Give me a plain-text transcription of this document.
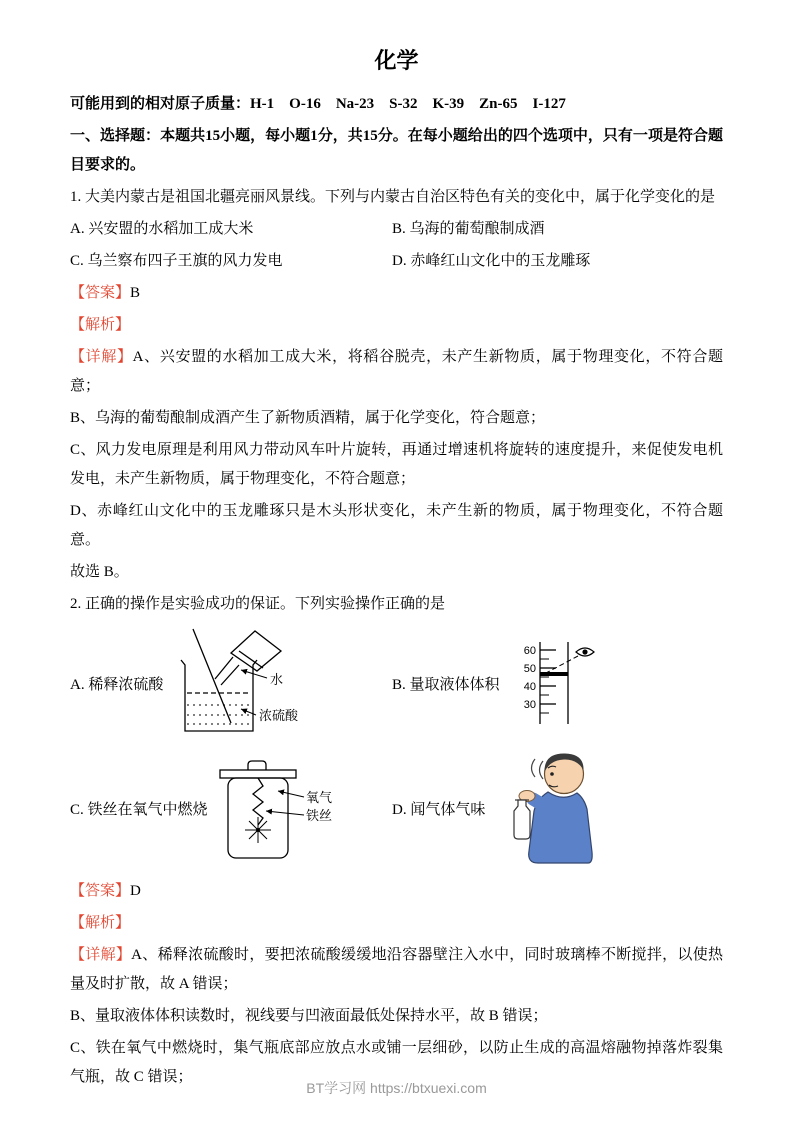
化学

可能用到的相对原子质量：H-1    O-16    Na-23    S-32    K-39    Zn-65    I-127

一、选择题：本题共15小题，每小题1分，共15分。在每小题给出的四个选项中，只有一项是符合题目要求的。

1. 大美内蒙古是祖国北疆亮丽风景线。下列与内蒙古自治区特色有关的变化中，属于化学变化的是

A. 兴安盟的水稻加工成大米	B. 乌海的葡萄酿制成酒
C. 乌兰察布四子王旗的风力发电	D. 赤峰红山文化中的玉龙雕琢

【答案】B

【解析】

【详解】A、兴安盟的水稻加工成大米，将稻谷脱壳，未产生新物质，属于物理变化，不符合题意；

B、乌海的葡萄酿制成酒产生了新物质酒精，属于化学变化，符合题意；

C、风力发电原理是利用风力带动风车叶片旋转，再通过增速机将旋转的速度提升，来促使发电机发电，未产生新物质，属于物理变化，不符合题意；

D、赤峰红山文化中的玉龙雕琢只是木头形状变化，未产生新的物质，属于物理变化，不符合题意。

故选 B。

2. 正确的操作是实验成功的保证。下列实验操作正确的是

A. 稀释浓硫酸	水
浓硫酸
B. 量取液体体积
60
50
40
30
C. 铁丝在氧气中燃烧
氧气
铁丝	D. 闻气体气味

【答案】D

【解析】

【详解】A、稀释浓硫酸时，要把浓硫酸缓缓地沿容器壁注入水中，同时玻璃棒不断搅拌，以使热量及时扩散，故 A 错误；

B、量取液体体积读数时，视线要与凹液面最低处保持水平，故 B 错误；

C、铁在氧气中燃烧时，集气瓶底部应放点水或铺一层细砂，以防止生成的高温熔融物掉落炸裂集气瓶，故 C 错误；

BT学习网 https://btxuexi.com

...

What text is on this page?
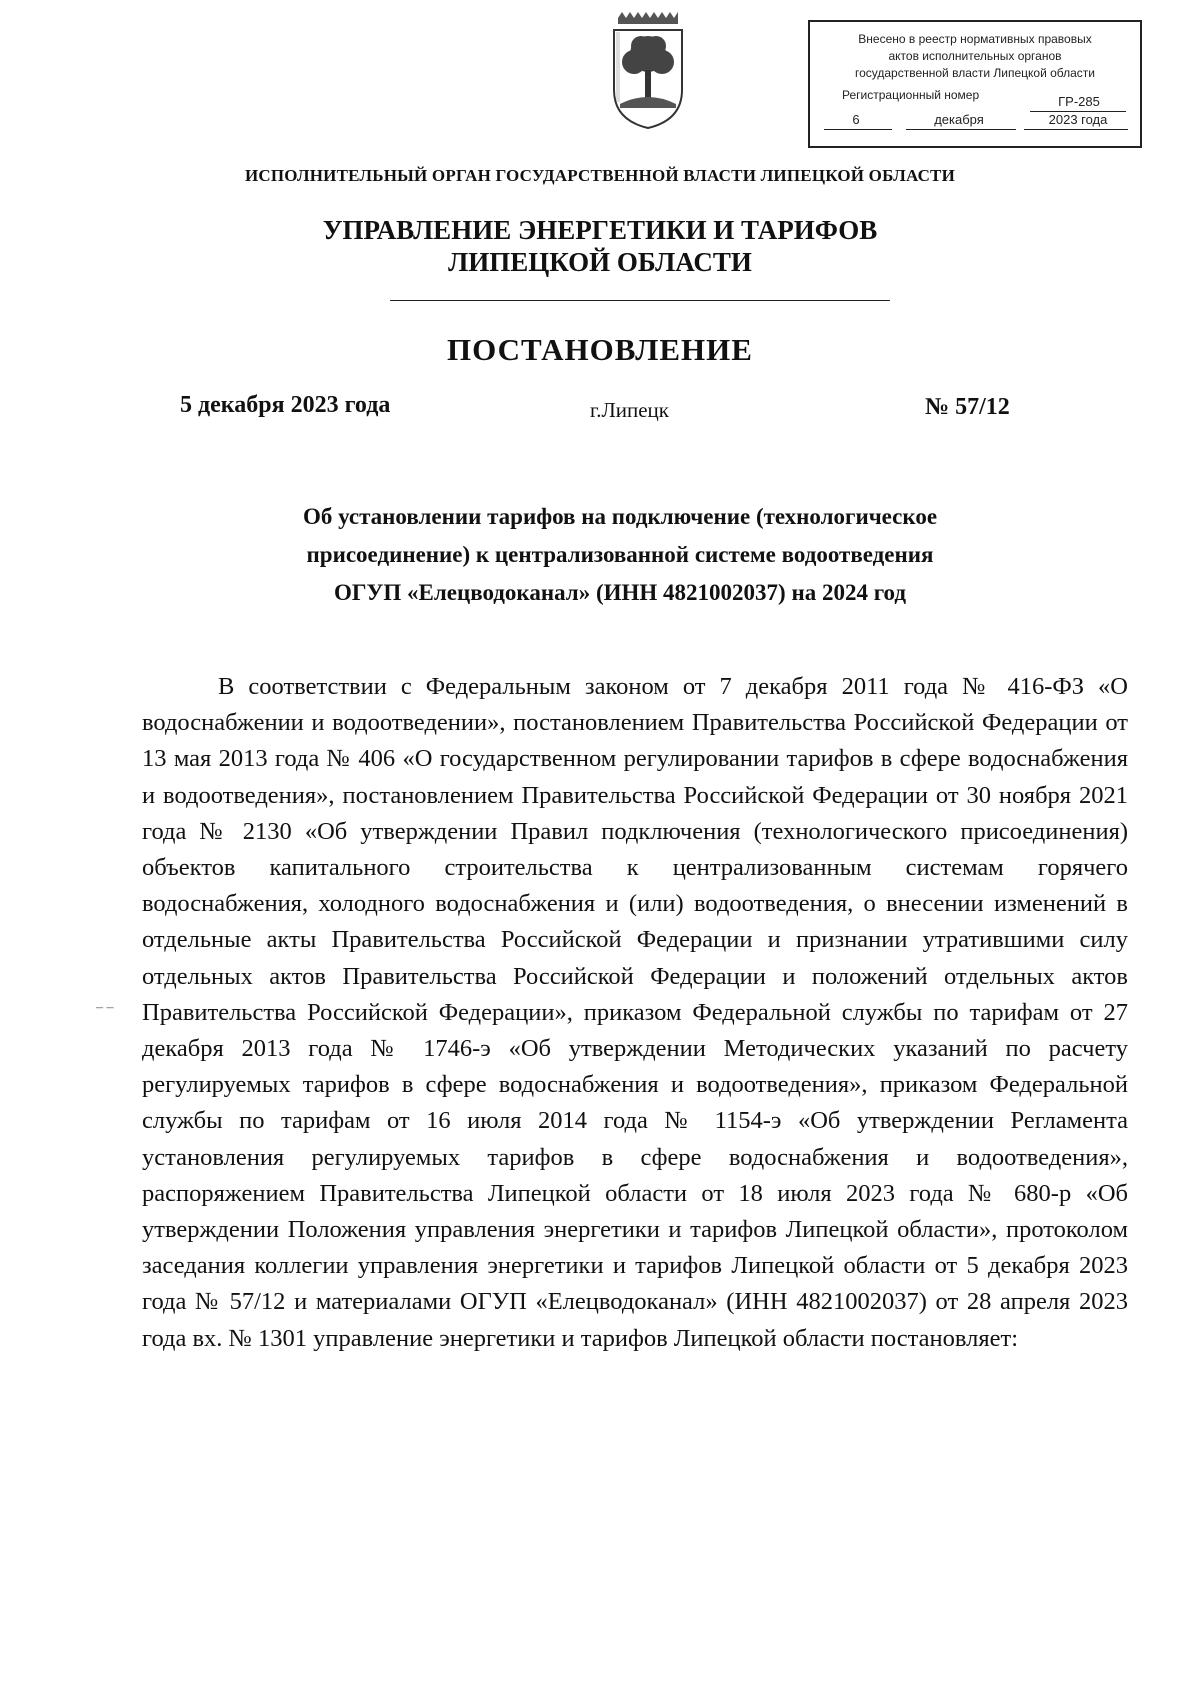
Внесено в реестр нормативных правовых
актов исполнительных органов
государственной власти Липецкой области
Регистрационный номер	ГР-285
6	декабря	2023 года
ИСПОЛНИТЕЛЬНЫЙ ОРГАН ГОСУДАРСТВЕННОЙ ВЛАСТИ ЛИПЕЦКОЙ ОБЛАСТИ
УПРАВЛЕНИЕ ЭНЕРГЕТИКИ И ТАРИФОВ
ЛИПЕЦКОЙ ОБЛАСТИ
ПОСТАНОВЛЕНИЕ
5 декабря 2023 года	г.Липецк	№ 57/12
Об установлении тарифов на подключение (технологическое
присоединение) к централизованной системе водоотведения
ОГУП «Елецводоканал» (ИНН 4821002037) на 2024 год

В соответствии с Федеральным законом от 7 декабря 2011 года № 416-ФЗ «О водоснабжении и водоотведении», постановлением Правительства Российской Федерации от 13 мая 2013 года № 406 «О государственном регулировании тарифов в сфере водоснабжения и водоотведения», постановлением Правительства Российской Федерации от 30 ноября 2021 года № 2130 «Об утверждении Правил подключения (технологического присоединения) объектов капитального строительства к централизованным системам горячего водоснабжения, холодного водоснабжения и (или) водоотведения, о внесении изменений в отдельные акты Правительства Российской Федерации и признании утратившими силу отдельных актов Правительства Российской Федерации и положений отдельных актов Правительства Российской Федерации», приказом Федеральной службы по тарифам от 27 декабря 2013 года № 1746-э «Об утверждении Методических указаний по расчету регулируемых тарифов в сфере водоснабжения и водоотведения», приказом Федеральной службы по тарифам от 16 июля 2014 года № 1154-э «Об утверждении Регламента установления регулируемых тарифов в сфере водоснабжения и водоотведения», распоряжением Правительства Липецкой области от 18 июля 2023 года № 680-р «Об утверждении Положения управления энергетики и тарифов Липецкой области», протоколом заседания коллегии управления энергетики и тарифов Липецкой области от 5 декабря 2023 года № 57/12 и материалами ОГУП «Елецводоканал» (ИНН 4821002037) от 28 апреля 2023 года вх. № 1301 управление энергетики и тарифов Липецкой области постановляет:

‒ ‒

TO DO
Pull every line containing "text" out of the records.

TASK RESULT
Give me a plain-text transcription of this document.
What text is on this page?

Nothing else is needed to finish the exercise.